What is expected -> Where a line has odd spacing or punctuation, keep it; transcribe all the entries exactly.
##### Data to examine #####
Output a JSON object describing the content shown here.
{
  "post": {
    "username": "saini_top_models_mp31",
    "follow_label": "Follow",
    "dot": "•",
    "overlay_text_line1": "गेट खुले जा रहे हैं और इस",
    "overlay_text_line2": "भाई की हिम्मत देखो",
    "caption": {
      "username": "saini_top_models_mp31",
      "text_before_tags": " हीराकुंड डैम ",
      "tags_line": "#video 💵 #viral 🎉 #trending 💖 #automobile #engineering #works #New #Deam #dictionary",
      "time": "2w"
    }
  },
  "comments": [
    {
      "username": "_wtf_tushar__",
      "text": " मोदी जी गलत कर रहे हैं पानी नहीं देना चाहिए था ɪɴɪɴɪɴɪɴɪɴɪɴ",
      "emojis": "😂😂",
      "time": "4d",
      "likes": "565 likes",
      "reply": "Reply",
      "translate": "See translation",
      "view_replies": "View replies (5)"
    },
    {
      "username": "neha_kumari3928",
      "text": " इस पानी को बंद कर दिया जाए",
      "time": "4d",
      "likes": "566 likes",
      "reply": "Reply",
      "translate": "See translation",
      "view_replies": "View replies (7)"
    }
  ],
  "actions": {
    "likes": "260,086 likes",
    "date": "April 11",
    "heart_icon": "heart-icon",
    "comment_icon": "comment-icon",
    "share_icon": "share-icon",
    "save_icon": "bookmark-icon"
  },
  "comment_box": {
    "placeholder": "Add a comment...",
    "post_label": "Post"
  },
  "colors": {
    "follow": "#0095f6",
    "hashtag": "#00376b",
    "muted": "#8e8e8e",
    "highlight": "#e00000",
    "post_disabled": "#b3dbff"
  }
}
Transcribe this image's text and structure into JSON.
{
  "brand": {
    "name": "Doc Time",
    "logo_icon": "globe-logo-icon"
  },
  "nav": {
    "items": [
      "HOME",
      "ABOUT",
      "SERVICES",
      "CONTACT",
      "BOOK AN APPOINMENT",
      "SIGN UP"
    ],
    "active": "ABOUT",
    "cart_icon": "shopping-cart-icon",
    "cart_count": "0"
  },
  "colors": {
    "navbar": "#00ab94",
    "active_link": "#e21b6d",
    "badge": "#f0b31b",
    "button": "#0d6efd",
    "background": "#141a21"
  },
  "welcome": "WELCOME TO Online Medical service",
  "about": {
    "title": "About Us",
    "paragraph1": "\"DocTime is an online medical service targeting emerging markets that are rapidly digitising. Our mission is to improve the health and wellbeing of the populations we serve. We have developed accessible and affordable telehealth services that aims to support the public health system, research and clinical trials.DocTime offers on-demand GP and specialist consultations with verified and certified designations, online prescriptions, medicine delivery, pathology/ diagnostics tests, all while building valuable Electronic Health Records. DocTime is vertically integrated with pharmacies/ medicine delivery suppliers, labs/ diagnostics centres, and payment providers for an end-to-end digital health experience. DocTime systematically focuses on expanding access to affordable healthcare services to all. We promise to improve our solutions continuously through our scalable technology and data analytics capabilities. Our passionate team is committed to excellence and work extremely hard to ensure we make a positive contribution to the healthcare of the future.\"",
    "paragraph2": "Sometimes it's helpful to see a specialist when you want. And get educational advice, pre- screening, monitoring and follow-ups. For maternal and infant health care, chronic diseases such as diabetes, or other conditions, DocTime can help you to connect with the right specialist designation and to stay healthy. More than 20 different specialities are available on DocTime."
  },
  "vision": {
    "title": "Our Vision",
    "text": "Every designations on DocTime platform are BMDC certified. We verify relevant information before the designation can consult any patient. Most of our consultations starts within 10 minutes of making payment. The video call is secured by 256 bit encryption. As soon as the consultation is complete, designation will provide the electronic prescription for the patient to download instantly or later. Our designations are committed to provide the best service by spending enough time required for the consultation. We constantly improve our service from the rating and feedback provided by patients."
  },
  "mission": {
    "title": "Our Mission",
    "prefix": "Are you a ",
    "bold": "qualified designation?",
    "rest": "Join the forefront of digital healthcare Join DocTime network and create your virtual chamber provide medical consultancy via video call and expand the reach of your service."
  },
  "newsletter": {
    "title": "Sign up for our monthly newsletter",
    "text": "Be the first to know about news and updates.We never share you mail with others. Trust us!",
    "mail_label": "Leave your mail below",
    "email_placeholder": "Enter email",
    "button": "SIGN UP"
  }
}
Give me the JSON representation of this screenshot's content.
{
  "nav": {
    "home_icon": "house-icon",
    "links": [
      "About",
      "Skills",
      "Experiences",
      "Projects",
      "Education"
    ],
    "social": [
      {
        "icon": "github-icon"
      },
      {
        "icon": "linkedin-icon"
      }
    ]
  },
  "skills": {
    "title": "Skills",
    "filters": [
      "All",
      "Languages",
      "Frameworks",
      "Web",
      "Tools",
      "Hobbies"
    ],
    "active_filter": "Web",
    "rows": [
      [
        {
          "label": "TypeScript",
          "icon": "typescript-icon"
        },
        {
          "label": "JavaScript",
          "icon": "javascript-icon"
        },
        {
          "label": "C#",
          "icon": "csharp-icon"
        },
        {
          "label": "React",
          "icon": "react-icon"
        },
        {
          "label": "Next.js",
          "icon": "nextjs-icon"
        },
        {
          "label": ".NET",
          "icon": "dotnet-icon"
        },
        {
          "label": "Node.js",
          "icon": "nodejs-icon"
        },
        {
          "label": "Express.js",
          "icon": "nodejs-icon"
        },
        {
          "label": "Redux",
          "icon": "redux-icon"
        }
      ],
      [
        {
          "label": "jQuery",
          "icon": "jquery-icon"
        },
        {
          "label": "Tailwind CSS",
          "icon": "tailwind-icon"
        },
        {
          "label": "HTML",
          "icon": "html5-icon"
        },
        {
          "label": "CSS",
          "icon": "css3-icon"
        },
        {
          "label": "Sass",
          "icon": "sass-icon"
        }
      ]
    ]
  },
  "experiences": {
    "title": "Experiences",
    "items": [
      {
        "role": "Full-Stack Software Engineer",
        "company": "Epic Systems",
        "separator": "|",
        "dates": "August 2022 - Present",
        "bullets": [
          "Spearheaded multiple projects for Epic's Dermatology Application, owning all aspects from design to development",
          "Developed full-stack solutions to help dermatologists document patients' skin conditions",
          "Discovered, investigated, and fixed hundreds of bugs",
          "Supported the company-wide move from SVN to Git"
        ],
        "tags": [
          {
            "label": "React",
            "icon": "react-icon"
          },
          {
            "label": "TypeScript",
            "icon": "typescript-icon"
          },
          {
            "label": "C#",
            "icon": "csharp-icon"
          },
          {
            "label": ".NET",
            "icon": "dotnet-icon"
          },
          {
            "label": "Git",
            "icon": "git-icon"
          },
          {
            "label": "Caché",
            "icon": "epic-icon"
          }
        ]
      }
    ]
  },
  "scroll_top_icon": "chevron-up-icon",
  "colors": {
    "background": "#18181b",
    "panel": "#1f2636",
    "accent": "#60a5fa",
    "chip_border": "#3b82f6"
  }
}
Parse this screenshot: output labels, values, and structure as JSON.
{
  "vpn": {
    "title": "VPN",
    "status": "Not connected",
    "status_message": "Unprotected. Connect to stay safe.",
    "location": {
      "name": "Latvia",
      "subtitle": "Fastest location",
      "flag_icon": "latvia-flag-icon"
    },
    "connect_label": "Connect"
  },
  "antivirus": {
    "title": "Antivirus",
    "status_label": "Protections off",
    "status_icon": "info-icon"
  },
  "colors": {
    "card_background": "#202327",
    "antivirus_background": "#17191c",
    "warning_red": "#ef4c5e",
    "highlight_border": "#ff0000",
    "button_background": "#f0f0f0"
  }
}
#####
Answer for this exercise ->
Output a JSON object describing the content shown here.
{
  "post": {
    "username": "saini_top_models_mp31",
    "follow_label": "Follow",
    "dot": "•",
    "overlay_text_line1": "गेट खुले जा रहे हैं और इस",
    "overlay_text_line2": "भाई की हिम्मत देखो",
    "caption": {
      "username": "saini_top_models_mp31",
      "text_before_tags": " हीराकुंड डैम ",
      "tags_line": "#video 💵 #viral 🎉 #trending 💖 #automobile #engineering #works #New #Deam #dictionary",
      "time": "2w"
    }
  },
  "comments": [
    {
      "username": "_wtf_tushar__",
      "text": " मोदी जी गलत कर रहे हैं पानी नहीं देना चाहिए था ɪɴɪɴɪɴɪɴɪɴɪɴ",
      "emojis": "😂😂",
      "time": "4d",
      "likes": "565 likes",
      "reply": "Reply",
      "translate": "See translation",
      "view_replies": "View replies (5)"
    },
    {
      "username": "neha_kumari3928",
      "text": " इस पानी को बंद कर दिया जाए",
      "time": "4d",
      "likes": "566 likes",
      "reply": "Reply",
      "translate": "See translation",
      "view_replies": "View replies (7)"
    }
  ],
  "actions": {
    "likes": "260,086 likes",
    "date": "April 11",
    "heart_icon": "heart-icon",
    "comment_icon": "comment-icon",
    "share_icon": "share-icon",
    "save_icon": "bookmark-icon"
  },
  "comment_box": {
    "placeholder": "Add a comment...",
    "post_label": "Post"
  },
  "colors": {
    "follow": "#0095f6",
    "hashtag": "#00376b",
    "muted": "#8e8e8e",
    "highlight": "#e00000",
    "post_disabled": "#b3dbff"
  }
}
Transcribe this image's text and structure into JSON.
{
  "brand": {
    "name": "Doc Time",
    "logo_icon": "globe-logo-icon"
  },
  "nav": {
    "items": [
      "HOME",
      "ABOUT",
      "SERVICES",
      "CONTACT",
      "BOOK AN APPOINMENT",
      "SIGN UP"
    ],
    "active": "ABOUT",
    "cart_icon": "shopping-cart-icon",
    "cart_count": "0"
  },
  "colors": {
    "navbar": "#00ab94",
    "active_link": "#e21b6d",
    "badge": "#f0b31b",
    "button": "#0d6efd",
    "background": "#141a21"
  },
  "welcome": "WELCOME TO Online Medical service",
  "about": {
    "title": "About Us",
    "paragraph1": "\"DocTime is an online medical service targeting emerging markets that are rapidly digitising. Our mission is to improve the health and wellbeing of the populations we serve. We have developed accessible and affordable telehealth services that aims to support the public health system, research and clinical trials.DocTime offers on-demand GP and specialist consultations with verified and certified designations, online prescriptions, medicine delivery, pathology/ diagnostics tests, all while building valuable Electronic Health Records. DocTime is vertically integrated with pharmacies/ medicine delivery suppliers, labs/ diagnostics centres, and payment providers for an end-to-end digital health experience. DocTime systematically focuses on expanding access to affordable healthcare services to all. We promise to improve our solutions continuously through our scalable technology and data analytics capabilities. Our passionate team is committed to excellence and work extremely hard to ensure we make a positive contribution to the healthcare of the future.\"",
    "paragraph2": "Sometimes it's helpful to see a specialist when you want. And get educational advice, pre- screening, monitoring and follow-ups. For maternal and infant health care, chronic diseases such as diabetes, or other conditions, DocTime can help you to connect with the right specialist designation and to stay healthy. More than 20 different specialities are available on DocTime."
  },
  "vision": {
    "title": "Our Vision",
    "text": "Every designations on DocTime platform are BMDC certified. We verify relevant information before the designation can consult any patient. Most of our consultations starts within 10 minutes of making payment. The video call is secured by 256 bit encryption. As soon as the consultation is complete, designation will provide the electronic prescription for the patient to download instantly or later. Our designations are committed to provide the best service by spending enough time required for the consultation. We constantly improve our service from the rating and feedback provided by patients."
  },
  "mission": {
    "title": "Our Mission",
    "prefix": "Are you a ",
    "bold": "qualified designation?",
    "rest": "Join the forefront of digital healthcare Join DocTime network and create your virtual chamber provide medical consultancy via video call and expand the reach of your service."
  },
  "newsletter": {
    "title": "Sign up for our monthly newsletter",
    "text": "Be the first to know about news and updates.We never share you mail with others. Trust us!",
    "mail_label": "Leave your mail below",
    "email_placeholder": "Enter email",
    "button": "SIGN UP"
  }
}
Give me the JSON representation of this screenshot's content.
{
  "nav": {
    "home_icon": "house-icon",
    "links": [
      "About",
      "Skills",
      "Experiences",
      "Projects",
      "Education"
    ],
    "social": [
      {
        "icon": "github-icon"
      },
      {
        "icon": "linkedin-icon"
      }
    ]
  },
  "skills": {
    "title": "Skills",
    "filters": [
      "All",
      "Languages",
      "Frameworks",
      "Web",
      "Tools",
      "Hobbies"
    ],
    "active_filter": "Web",
    "rows": [
      [
        {
          "label": "TypeScript",
          "icon": "typescript-icon"
        },
        {
          "label": "JavaScript",
          "icon": "javascript-icon"
        },
        {
          "label": "C#",
          "icon": "csharp-icon"
        },
        {
          "label": "React",
          "icon": "react-icon"
        },
        {
          "label": "Next.js",
          "icon": "nextjs-icon"
        },
        {
          "label": ".NET",
          "icon": "dotnet-icon"
        },
        {
          "label": "Node.js",
          "icon": "nodejs-icon"
        },
        {
          "label": "Express.js",
          "icon": "nodejs-icon"
        },
        {
          "label": "Redux",
          "icon": "redux-icon"
        }
      ],
      [
        {
          "label": "jQuery",
          "icon": "jquery-icon"
        },
        {
          "label": "Tailwind CSS",
          "icon": "tailwind-icon"
        },
        {
          "label": "HTML",
          "icon": "html5-icon"
        },
        {
          "label": "CSS",
          "icon": "css3-icon"
        },
        {
          "label": "Sass",
          "icon": "sass-icon"
        }
      ]
    ]
  },
  "experiences": {
    "title": "Experiences",
    "items": [
      {
        "role": "Full-Stack Software Engineer",
        "company": "Epic Systems",
        "separator": "|",
        "dates": "August 2022 - Present",
        "bullets": [
          "Spearheaded multiple projects for Epic's Dermatology Application, owning all aspects from design to development",
          "Developed full-stack solutions to help dermatologists document patients' skin conditions",
          "Discovered, investigated, and fixed hundreds of bugs",
          "Supported the company-wide move from SVN to Git"
        ],
        "tags": [
          {
            "label": "React",
            "icon": "react-icon"
          },
          {
            "label": "TypeScript",
            "icon": "typescript-icon"
          },
          {
            "label": "C#",
            "icon": "csharp-icon"
          },
          {
            "label": ".NET",
            "icon": "dotnet-icon"
          },
          {
            "label": "Git",
            "icon": "git-icon"
          },
          {
            "label": "Caché",
            "icon": "epic-icon"
          }
        ]
      }
    ]
  },
  "scroll_top_icon": "chevron-up-icon",
  "colors": {
    "background": "#18181b",
    "panel": "#1f2636",
    "accent": "#60a5fa",
    "chip_border": "#3b82f6"
  }
}
Parse this screenshot: output labels, values, and structure as JSON.
{
  "vpn": {
    "title": "VPN",
    "status": "Not connected",
    "status_message": "Unprotected. Connect to stay safe.",
    "location": {
      "name": "Latvia",
      "subtitle": "Fastest location",
      "flag_icon": "latvia-flag-icon"
    },
    "connect_label": "Connect"
  },
  "antivirus": {
    "title": "Antivirus",
    "status_label": "Protections off",
    "status_icon": "info-icon"
  },
  "colors": {
    "card_background": "#202327",
    "antivirus_background": "#17191c",
    "warning_red": "#ef4c5e",
    "highlight_border": "#ff0000",
    "button_background": "#f0f0f0"
  }
}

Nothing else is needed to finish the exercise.